Aim of the exercise: Reproduce the records below in full and word for word, excluding pictures.

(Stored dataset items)
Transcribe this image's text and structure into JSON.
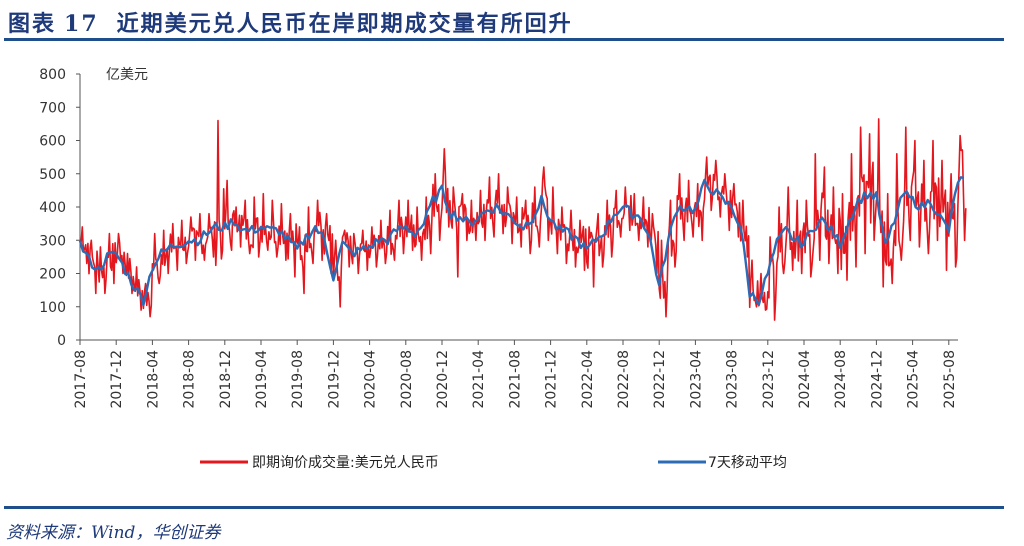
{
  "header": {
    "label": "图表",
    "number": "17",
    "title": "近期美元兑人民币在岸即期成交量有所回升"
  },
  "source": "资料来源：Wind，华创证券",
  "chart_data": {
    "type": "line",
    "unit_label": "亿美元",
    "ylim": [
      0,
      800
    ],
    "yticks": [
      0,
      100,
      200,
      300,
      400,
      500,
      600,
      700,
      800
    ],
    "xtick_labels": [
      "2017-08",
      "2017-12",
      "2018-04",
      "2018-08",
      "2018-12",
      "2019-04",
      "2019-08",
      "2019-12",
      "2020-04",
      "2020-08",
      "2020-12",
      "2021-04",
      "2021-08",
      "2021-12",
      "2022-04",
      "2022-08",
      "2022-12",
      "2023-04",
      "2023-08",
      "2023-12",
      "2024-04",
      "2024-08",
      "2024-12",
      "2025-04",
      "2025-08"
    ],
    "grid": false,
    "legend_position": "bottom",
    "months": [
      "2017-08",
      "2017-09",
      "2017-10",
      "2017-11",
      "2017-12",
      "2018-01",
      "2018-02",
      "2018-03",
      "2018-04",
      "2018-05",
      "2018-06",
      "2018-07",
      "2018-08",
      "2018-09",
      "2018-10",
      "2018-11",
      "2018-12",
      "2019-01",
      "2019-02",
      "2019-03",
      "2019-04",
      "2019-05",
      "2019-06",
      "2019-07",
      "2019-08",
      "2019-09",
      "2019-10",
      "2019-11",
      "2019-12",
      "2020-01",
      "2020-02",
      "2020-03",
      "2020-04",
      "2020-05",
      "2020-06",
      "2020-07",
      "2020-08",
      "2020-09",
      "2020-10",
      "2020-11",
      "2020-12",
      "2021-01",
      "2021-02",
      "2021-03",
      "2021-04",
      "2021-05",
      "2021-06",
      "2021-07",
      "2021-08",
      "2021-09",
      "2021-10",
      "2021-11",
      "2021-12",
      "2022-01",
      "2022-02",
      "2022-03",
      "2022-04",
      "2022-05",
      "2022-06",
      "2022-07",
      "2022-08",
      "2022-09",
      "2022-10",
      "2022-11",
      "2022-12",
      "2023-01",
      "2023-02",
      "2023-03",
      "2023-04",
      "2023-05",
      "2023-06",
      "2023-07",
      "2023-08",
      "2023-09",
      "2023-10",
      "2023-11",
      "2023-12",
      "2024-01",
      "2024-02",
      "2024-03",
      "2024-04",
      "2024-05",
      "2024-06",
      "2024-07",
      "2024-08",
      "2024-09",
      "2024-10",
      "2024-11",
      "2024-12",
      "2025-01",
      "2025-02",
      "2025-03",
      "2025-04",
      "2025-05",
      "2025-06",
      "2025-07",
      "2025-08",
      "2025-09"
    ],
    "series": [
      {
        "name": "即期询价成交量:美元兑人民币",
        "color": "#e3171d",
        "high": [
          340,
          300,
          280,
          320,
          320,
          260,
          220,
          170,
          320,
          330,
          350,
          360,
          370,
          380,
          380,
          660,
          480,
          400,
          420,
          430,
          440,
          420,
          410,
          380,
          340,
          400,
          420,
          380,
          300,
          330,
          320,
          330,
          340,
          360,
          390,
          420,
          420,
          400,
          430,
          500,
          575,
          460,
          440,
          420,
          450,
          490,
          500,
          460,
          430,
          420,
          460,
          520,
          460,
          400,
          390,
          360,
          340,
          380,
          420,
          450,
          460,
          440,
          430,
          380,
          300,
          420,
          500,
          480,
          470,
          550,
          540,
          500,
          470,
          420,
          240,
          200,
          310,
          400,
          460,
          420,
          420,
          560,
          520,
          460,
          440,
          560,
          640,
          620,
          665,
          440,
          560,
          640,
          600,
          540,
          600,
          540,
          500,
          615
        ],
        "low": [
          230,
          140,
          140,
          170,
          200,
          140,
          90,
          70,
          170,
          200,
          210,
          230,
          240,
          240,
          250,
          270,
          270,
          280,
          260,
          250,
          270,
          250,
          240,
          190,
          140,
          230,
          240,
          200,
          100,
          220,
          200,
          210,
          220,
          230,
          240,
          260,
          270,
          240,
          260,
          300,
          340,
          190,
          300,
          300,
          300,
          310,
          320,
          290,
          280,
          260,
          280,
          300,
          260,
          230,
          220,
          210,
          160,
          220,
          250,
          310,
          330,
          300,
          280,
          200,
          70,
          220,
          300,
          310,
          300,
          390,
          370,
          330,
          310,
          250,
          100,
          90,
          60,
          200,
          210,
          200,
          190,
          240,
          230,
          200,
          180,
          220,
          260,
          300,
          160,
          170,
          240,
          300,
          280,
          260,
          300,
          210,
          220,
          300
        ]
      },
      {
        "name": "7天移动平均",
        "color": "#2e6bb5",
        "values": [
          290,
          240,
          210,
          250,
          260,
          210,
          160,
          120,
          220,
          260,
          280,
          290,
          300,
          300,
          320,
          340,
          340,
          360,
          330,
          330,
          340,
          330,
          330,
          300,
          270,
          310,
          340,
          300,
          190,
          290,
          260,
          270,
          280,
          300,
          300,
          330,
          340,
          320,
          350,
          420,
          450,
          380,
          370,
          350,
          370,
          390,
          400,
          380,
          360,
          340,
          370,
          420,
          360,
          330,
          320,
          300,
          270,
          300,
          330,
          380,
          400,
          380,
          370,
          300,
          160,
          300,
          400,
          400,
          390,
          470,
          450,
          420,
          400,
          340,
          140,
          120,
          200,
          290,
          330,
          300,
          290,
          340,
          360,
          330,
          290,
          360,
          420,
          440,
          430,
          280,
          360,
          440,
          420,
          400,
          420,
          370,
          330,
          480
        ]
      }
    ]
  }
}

Complete response:
Transcribe this image's text and structure into JSON.
{
  "header": {
    "label": "图表",
    "number": "17",
    "title": "近期美元兑人民币在岸即期成交量有所回升"
  },
  "source": "资料来源：Wind，华创证券",
  "chart_data": {
    "type": "line",
    "unit_label": "亿美元",
    "ylim": [
      0,
      800
    ],
    "yticks": [
      0,
      100,
      200,
      300,
      400,
      500,
      600,
      700,
      800
    ],
    "xtick_labels": [
      "2017-08",
      "2017-12",
      "2018-04",
      "2018-08",
      "2018-12",
      "2019-04",
      "2019-08",
      "2019-12",
      "2020-04",
      "2020-08",
      "2020-12",
      "2021-04",
      "2021-08",
      "2021-12",
      "2022-04",
      "2022-08",
      "2022-12",
      "2023-04",
      "2023-08",
      "2023-12",
      "2024-04",
      "2024-08",
      "2024-12",
      "2025-04",
      "2025-08"
    ],
    "grid": false,
    "legend_position": "bottom",
    "months": [
      "2017-08",
      "2017-09",
      "2017-10",
      "2017-11",
      "2017-12",
      "2018-01",
      "2018-02",
      "2018-03",
      "2018-04",
      "2018-05",
      "2018-06",
      "2018-07",
      "2018-08",
      "2018-09",
      "2018-10",
      "2018-11",
      "2018-12",
      "2019-01",
      "2019-02",
      "2019-03",
      "2019-04",
      "2019-05",
      "2019-06",
      "2019-07",
      "2019-08",
      "2019-09",
      "2019-10",
      "2019-11",
      "2019-12",
      "2020-01",
      "2020-02",
      "2020-03",
      "2020-04",
      "2020-05",
      "2020-06",
      "2020-07",
      "2020-08",
      "2020-09",
      "2020-10",
      "2020-11",
      "2020-12",
      "2021-01",
      "2021-02",
      "2021-03",
      "2021-04",
      "2021-05",
      "2021-06",
      "2021-07",
      "2021-08",
      "2021-09",
      "2021-10",
      "2021-11",
      "2021-12",
      "2022-01",
      "2022-02",
      "2022-03",
      "2022-04",
      "2022-05",
      "2022-06",
      "2022-07",
      "2022-08",
      "2022-09",
      "2022-10",
      "2022-11",
      "2022-12",
      "2023-01",
      "2023-02",
      "2023-03",
      "2023-04",
      "2023-05",
      "2023-06",
      "2023-07",
      "2023-08",
      "2023-09",
      "2023-10",
      "2023-11",
      "2023-12",
      "2024-01",
      "2024-02",
      "2024-03",
      "2024-04",
      "2024-05",
      "2024-06",
      "2024-07",
      "2024-08",
      "2024-09",
      "2024-10",
      "2024-11",
      "2024-12",
      "2025-01",
      "2025-02",
      "2025-03",
      "2025-04",
      "2025-05",
      "2025-06",
      "2025-07",
      "2025-08",
      "2025-09"
    ],
    "series": [
      {
        "name": "即期询价成交量:美元兑人民币",
        "color": "#e3171d",
        "high": [
          340,
          300,
          280,
          320,
          320,
          260,
          220,
          170,
          320,
          330,
          350,
          360,
          370,
          380,
          380,
          660,
          480,
          400,
          420,
          430,
          440,
          420,
          410,
          380,
          340,
          400,
          420,
          380,
          300,
          330,
          320,
          330,
          340,
          360,
          390,
          420,
          420,
          400,
          430,
          500,
          575,
          460,
          440,
          420,
          450,
          490,
          500,
          460,
          430,
          420,
          460,
          520,
          460,
          400,
          390,
          360,
          340,
          380,
          420,
          450,
          460,
          440,
          430,
          380,
          300,
          420,
          500,
          480,
          470,
          550,
          540,
          500,
          470,
          420,
          240,
          200,
          310,
          400,
          460,
          420,
          420,
          560,
          520,
          460,
          440,
          560,
          640,
          620,
          665,
          440,
          560,
          640,
          600,
          540,
          600,
          540,
          500,
          615
        ],
        "low": [
          230,
          140,
          140,
          170,
          200,
          140,
          90,
          70,
          170,
          200,
          210,
          230,
          240,
          240,
          250,
          270,
          270,
          280,
          260,
          250,
          270,
          250,
          240,
          190,
          140,
          230,
          240,
          200,
          100,
          220,
          200,
          210,
          220,
          230,
          240,
          260,
          270,
          240,
          260,
          300,
          340,
          190,
          300,
          300,
          300,
          310,
          320,
          290,
          280,
          260,
          280,
          300,
          260,
          230,
          220,
          210,
          160,
          220,
          250,
          310,
          330,
          300,
          280,
          200,
          70,
          220,
          300,
          310,
          300,
          390,
          370,
          330,
          310,
          250,
          100,
          90,
          60,
          200,
          210,
          200,
          190,
          240,
          230,
          200,
          180,
          220,
          260,
          300,
          160,
          170,
          240,
          300,
          280,
          260,
          300,
          210,
          220,
          300
        ]
      },
      {
        "name": "7天移动平均",
        "color": "#2e6bb5",
        "values": [
          290,
          240,
          210,
          250,
          260,
          210,
          160,
          120,
          220,
          260,
          280,
          290,
          300,
          300,
          320,
          340,
          340,
          360,
          330,
          330,
          340,
          330,
          330,
          300,
          270,
          310,
          340,
          300,
          190,
          290,
          260,
          270,
          280,
          300,
          300,
          330,
          340,
          320,
          350,
          420,
          450,
          380,
          370,
          350,
          370,
          390,
          400,
          380,
          360,
          340,
          370,
          420,
          360,
          330,
          320,
          300,
          270,
          300,
          330,
          380,
          400,
          380,
          370,
          300,
          160,
          300,
          400,
          400,
          390,
          470,
          450,
          420,
          400,
          340,
          140,
          120,
          200,
          290,
          330,
          300,
          290,
          340,
          360,
          330,
          290,
          360,
          420,
          440,
          430,
          280,
          360,
          440,
          420,
          400,
          420,
          370,
          330,
          480
        ]
      }
    ]
  }
}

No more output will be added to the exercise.